* [Prompt]
Gather all lines containing the string "busca" and copy them out.

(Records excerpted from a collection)

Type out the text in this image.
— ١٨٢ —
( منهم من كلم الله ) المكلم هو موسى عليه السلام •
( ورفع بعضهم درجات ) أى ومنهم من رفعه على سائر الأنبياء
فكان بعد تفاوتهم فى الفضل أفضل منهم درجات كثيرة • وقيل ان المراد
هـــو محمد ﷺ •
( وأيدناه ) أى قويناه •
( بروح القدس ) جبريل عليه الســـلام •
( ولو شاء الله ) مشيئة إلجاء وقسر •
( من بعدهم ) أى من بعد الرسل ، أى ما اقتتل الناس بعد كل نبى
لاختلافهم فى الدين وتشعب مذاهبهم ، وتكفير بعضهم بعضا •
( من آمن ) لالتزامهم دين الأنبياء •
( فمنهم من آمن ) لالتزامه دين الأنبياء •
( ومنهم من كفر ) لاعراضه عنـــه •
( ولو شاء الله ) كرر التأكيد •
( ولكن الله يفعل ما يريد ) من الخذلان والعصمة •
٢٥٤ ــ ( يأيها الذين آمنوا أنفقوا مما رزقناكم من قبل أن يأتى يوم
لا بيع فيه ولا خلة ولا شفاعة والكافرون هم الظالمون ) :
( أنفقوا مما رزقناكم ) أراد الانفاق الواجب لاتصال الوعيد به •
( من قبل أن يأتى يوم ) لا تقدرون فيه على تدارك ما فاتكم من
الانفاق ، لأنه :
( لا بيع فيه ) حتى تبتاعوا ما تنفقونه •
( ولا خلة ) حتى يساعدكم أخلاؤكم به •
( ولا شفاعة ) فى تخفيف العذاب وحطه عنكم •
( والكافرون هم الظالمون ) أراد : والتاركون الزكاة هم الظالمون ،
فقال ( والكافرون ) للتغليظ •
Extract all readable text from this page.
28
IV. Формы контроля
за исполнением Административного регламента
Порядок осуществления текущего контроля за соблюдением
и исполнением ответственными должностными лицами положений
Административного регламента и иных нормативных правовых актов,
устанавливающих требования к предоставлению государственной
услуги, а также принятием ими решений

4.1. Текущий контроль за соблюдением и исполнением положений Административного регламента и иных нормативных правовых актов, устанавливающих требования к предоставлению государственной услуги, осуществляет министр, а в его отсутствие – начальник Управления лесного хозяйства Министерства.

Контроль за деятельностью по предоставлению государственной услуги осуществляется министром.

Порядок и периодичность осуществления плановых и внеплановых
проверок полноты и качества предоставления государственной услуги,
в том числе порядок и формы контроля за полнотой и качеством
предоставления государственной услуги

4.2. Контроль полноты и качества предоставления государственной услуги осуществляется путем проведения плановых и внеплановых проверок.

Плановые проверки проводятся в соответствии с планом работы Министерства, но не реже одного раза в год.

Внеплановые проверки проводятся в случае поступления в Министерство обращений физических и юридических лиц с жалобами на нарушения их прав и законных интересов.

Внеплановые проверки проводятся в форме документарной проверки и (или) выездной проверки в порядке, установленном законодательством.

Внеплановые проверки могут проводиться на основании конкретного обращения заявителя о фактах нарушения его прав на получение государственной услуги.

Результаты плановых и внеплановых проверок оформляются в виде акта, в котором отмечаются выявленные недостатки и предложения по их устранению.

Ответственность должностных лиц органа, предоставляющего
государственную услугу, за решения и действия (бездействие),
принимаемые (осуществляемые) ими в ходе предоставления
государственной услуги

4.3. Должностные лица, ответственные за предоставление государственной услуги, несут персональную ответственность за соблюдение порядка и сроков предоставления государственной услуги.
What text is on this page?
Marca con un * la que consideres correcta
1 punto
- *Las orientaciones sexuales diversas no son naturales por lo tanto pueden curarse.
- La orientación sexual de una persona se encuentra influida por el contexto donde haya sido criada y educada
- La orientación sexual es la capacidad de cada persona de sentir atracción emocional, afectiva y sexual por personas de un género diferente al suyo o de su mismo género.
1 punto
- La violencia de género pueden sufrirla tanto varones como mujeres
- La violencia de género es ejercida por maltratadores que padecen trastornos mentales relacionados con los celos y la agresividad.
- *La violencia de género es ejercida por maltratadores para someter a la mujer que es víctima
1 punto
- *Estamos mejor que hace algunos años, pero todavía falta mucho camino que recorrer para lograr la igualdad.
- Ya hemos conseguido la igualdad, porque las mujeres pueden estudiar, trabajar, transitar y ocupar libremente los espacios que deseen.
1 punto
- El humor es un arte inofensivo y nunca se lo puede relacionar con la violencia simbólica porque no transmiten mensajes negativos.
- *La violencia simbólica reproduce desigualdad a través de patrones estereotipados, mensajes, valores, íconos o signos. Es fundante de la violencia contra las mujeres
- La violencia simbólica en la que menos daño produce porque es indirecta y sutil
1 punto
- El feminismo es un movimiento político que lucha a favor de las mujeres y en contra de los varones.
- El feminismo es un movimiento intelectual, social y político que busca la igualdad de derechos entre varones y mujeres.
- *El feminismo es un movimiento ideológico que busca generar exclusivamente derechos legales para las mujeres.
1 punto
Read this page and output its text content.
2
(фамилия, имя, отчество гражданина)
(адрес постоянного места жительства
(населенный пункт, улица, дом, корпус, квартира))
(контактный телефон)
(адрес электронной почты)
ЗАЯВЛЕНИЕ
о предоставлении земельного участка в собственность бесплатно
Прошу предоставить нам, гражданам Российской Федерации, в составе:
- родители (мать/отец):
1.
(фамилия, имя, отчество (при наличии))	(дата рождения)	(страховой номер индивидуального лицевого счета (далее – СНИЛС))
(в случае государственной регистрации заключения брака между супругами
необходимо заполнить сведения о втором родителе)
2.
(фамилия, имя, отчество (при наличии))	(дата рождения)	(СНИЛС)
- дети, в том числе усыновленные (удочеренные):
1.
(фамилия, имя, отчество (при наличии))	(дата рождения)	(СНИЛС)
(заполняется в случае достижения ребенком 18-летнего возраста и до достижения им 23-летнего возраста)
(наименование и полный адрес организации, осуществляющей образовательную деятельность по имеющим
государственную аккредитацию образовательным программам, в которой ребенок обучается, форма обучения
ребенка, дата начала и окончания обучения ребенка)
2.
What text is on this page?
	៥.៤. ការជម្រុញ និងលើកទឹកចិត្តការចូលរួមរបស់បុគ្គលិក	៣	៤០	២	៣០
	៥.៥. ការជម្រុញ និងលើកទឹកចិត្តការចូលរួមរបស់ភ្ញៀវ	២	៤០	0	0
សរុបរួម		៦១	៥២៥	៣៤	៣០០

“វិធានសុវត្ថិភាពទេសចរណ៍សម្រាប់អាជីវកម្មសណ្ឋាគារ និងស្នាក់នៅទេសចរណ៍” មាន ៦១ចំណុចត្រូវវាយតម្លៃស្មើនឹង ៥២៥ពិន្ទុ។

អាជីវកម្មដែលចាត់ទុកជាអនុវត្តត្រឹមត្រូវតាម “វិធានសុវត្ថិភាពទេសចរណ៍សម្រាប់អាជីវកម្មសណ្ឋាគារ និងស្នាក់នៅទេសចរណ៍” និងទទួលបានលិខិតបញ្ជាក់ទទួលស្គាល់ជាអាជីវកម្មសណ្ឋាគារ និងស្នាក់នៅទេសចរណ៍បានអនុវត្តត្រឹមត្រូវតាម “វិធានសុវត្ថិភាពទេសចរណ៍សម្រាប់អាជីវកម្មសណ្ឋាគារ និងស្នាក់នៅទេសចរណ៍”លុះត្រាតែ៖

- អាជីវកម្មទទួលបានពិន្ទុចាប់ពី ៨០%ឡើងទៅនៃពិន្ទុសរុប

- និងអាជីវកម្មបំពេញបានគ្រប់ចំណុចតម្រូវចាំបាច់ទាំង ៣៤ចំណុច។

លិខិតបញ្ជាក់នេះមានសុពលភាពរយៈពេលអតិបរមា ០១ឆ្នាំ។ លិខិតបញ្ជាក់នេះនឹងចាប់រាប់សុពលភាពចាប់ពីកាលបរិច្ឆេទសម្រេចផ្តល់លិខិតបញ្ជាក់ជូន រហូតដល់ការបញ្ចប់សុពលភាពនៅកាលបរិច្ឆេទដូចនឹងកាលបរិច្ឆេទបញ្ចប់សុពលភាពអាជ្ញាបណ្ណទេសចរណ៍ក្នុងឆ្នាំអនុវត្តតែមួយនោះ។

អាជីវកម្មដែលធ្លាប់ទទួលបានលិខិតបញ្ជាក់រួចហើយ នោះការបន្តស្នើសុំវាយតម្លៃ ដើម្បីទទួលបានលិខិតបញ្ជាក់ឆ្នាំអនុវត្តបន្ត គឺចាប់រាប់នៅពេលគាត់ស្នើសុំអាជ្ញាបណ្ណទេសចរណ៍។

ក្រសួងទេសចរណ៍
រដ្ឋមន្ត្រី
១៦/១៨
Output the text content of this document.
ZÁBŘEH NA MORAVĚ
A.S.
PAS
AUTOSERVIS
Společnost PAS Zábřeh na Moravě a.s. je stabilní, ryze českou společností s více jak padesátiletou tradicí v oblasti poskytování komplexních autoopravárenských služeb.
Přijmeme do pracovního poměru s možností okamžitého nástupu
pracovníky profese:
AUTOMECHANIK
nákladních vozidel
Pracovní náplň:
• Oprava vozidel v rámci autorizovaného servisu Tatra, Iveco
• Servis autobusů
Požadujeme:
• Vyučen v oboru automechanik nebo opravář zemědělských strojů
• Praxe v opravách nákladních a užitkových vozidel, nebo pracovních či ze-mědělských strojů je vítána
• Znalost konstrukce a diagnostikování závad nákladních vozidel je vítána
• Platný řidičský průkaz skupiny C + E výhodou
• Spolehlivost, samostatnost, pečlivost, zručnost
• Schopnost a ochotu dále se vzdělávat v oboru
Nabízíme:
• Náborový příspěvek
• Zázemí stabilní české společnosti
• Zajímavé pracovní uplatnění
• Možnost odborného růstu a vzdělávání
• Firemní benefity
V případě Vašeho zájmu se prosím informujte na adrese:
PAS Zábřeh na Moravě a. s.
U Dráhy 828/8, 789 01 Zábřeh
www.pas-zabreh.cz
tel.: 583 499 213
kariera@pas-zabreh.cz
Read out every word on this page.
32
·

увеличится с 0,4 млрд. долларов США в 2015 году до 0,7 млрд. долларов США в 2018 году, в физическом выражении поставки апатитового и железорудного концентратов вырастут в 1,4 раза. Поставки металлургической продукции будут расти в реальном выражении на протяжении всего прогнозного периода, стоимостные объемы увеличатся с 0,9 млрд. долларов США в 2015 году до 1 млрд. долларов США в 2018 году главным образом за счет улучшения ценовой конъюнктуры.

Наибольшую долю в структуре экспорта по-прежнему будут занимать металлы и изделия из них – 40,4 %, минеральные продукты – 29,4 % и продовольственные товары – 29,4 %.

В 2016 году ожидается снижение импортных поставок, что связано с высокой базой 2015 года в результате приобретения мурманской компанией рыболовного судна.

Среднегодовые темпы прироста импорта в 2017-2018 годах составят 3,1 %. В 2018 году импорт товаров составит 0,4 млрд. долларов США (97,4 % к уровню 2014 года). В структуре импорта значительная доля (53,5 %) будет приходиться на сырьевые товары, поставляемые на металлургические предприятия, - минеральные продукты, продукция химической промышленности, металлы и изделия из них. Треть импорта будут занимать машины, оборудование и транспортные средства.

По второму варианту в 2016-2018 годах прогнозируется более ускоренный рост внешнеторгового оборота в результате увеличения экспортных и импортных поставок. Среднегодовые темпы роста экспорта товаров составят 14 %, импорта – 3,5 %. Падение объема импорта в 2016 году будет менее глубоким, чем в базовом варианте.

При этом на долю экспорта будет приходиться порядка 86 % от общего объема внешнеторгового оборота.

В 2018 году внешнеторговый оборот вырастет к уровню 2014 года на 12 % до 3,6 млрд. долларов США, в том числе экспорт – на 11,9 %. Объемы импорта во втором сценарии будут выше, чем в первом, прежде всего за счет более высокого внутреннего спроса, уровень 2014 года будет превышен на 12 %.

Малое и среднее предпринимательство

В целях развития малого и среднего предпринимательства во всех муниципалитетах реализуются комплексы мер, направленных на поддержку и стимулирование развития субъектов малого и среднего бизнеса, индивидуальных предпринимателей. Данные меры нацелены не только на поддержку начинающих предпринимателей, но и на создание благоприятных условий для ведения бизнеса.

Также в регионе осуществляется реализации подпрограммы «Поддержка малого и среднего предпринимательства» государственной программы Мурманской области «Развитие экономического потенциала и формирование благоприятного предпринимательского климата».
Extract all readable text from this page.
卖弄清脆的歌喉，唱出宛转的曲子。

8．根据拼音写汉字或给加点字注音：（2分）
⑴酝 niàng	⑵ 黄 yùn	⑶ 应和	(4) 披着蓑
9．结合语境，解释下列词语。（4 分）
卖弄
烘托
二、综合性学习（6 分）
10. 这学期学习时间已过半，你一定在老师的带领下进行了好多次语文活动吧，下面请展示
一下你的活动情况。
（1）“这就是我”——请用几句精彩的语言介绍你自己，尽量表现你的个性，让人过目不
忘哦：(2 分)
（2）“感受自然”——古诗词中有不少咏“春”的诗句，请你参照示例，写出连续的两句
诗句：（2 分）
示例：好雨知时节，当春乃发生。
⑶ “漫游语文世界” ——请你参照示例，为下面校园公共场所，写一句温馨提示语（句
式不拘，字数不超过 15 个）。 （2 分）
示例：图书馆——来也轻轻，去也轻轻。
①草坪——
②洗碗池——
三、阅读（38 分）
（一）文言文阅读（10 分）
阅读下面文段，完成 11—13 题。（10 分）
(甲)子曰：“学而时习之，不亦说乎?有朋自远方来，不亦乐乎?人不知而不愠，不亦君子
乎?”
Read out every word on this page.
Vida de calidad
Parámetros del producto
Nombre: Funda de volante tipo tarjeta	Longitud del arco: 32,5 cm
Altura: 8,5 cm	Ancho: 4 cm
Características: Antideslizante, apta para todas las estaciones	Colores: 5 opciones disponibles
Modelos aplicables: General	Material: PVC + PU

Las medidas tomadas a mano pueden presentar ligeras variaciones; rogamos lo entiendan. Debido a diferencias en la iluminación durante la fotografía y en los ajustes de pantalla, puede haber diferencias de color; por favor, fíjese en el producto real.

* [Result of the task]
- El feminismo es un movimiento intelectual, social y político que busca la igualdad de derechos entre varones y mujeres.
- *El feminismo es un movimiento ideológico que busca generar exclusivamente derechos legales para las mujeres.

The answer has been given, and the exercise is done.